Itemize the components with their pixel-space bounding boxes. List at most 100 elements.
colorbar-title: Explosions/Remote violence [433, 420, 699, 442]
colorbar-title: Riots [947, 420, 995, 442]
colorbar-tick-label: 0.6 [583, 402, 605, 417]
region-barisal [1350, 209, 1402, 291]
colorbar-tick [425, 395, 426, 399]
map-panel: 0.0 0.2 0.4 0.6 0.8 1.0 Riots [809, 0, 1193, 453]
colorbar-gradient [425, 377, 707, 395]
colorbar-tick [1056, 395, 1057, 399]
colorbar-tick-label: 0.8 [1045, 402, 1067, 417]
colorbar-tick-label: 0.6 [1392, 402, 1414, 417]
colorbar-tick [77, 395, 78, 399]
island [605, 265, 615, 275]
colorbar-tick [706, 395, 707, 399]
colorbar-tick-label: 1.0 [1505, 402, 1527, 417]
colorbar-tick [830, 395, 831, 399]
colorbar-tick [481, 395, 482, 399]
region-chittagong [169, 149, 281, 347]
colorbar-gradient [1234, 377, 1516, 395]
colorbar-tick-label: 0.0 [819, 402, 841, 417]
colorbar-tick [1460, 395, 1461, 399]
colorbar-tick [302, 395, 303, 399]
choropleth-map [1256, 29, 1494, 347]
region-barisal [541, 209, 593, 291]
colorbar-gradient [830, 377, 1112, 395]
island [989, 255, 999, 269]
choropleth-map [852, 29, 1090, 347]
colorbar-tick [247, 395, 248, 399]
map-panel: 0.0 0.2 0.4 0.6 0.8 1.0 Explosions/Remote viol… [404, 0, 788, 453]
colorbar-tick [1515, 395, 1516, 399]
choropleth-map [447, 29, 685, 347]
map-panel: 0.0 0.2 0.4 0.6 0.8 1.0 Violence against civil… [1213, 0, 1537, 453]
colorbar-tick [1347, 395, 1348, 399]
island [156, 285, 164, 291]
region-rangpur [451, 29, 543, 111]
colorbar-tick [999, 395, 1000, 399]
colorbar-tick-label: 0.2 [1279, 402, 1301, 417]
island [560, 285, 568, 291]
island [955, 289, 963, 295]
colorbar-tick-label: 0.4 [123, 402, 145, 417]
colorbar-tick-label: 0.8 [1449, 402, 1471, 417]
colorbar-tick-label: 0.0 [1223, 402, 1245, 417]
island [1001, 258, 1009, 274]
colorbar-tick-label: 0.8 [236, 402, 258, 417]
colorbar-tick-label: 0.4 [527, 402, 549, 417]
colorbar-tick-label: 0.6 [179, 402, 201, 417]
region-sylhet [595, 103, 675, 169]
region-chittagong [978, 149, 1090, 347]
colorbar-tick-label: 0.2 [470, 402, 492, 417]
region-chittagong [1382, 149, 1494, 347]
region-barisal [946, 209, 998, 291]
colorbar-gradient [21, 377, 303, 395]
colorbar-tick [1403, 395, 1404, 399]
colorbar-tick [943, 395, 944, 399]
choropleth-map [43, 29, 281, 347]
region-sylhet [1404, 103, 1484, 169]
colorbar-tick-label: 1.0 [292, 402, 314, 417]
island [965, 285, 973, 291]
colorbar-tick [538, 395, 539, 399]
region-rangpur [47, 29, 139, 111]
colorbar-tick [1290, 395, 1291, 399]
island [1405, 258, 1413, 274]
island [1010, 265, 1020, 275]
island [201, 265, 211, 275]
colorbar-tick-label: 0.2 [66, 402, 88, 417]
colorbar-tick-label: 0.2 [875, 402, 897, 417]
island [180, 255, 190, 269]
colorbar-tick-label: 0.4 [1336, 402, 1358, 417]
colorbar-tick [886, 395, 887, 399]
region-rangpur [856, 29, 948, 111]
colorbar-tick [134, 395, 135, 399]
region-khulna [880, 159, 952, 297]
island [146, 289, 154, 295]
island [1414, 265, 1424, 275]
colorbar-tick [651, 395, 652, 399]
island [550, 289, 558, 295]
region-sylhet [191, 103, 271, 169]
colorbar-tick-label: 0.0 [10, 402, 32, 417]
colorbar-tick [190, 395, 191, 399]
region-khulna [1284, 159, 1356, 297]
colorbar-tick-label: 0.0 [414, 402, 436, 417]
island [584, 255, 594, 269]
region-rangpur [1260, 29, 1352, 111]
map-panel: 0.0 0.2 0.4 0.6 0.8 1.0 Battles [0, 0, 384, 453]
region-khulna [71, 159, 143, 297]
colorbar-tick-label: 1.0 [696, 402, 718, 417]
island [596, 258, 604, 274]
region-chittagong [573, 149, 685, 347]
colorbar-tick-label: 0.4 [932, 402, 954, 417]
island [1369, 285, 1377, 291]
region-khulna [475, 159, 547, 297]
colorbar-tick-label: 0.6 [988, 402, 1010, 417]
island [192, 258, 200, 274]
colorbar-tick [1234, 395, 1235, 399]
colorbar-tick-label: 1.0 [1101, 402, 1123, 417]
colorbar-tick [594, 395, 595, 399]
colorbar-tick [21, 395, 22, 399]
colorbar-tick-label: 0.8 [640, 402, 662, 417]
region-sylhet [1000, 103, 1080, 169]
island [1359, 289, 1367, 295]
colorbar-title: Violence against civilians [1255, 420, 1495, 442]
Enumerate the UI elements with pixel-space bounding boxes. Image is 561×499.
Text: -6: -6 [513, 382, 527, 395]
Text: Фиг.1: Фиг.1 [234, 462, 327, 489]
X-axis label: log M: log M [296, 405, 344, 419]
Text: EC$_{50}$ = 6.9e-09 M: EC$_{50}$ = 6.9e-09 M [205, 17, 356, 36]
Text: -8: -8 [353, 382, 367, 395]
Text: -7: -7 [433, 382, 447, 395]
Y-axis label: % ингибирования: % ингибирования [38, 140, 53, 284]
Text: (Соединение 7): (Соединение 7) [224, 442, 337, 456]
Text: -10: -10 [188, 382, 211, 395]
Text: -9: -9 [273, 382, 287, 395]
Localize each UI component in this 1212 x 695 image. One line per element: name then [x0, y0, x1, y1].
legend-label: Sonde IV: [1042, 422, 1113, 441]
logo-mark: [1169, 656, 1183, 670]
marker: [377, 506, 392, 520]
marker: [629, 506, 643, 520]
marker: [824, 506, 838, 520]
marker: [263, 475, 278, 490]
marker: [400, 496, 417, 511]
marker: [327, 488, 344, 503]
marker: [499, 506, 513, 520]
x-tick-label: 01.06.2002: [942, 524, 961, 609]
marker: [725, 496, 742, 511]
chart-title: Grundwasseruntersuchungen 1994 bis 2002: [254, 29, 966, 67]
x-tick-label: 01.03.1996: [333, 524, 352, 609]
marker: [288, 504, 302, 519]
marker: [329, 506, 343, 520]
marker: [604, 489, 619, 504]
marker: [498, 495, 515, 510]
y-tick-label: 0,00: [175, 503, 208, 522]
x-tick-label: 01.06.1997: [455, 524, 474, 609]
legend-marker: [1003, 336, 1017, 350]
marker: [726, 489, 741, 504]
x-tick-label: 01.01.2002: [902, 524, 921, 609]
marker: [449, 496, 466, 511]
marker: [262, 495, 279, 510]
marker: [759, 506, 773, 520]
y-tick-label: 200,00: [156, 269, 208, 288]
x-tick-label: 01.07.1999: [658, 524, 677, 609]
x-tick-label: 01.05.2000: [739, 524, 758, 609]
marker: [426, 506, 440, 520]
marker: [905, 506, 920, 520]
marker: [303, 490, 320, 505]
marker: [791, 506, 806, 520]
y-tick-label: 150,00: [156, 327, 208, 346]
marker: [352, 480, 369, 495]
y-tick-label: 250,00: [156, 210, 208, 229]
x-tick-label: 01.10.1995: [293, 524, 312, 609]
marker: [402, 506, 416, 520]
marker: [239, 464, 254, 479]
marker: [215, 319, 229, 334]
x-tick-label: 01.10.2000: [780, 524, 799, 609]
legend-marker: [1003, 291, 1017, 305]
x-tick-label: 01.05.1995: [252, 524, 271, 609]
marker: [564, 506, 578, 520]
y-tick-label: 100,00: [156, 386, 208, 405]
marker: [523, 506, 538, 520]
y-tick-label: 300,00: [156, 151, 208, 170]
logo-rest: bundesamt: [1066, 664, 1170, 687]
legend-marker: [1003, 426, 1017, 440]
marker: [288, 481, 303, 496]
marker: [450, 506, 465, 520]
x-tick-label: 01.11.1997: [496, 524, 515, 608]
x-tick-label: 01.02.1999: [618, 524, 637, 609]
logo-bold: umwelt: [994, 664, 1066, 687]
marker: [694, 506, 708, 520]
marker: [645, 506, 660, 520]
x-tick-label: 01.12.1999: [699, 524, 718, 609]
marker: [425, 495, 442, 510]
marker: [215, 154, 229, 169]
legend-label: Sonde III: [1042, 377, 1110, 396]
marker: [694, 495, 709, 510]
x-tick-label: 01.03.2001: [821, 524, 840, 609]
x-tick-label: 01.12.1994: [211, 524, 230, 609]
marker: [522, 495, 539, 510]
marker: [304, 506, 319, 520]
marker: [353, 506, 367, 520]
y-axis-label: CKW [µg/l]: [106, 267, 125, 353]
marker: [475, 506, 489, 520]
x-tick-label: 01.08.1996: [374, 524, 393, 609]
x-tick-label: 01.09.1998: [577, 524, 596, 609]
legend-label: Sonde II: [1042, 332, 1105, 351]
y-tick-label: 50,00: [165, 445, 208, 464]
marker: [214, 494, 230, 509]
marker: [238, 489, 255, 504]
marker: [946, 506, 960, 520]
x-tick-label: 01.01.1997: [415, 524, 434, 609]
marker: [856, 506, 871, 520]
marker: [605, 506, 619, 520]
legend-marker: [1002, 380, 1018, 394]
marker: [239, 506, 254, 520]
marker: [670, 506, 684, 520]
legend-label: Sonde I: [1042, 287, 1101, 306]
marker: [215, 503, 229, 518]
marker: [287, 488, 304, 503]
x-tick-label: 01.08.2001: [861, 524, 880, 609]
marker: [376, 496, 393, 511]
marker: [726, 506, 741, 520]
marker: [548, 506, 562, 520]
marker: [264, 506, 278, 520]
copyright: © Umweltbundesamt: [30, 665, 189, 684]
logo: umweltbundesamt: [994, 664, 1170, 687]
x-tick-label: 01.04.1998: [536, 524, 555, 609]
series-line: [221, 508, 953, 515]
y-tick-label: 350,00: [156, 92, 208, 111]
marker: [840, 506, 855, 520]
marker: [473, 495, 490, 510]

----------

WHAT YOU ARE ASKED TO DO >> Rewrite the material as a numbered list, from its first line through the line containing "choropleth-map [447, 29, 685, 347]", both included. Leave out any blank lines and nothing else.

SOLVED EXERCISE >>
1. Itemize the components with their pixel-space bounding boxes. List at most 100 elements.
2. colorbar-title: Explosions/Remote violence [433, 420, 699, 442]
3. colorbar-title: Riots [947, 420, 995, 442]
4. colorbar-tick-label: 0.6 [583, 402, 605, 417]
5. region-barisal [1350, 209, 1402, 291]
6. colorbar-tick [425, 395, 426, 399]
7. map-panel: 0.0 0.2 0.4 0.6 0.8 1.0 Riots [809, 0, 1193, 453]
8. colorbar-gradient [425, 377, 707, 395]
9. colorbar-tick [1056, 395, 1057, 399]
10. colorbar-tick-label: 0.8 [1045, 402, 1067, 417]
11. colorbar-tick-label: 0.6 [1392, 402, 1414, 417]
12. colorbar-tick [77, 395, 78, 399]
13. island [605, 265, 615, 275]
14. colorbar-tick [706, 395, 707, 399]
15. colorbar-tick-label: 1.0 [1505, 402, 1527, 417]
16. colorbar-tick [830, 395, 831, 399]
17. colorbar-tick [481, 395, 482, 399]
18. region-chittagong [169, 149, 281, 347]
19. colorbar-gradient [1234, 377, 1516, 395]
20. colorbar-tick-label: 0.0 [819, 402, 841, 417]
21. colorbar-tick [1460, 395, 1461, 399]
22. colorbar-tick [302, 395, 303, 399]
23. choropleth-map [1256, 29, 1494, 347]
24. region-barisal [541, 209, 593, 291]
25. colorbar-gradient [830, 377, 1112, 395]
26. island [989, 255, 999, 269]
27. choropleth-map [852, 29, 1090, 347]
28. colorbar-tick [247, 395, 248, 399]
29. map-panel: 0.0 0.2 0.4 0.6 0.8 1.0 Explosions/Remote viol… [404, 0, 788, 453]
30. colorbar-tick [1515, 395, 1516, 399]
31. choropleth-map [447, 29, 685, 347]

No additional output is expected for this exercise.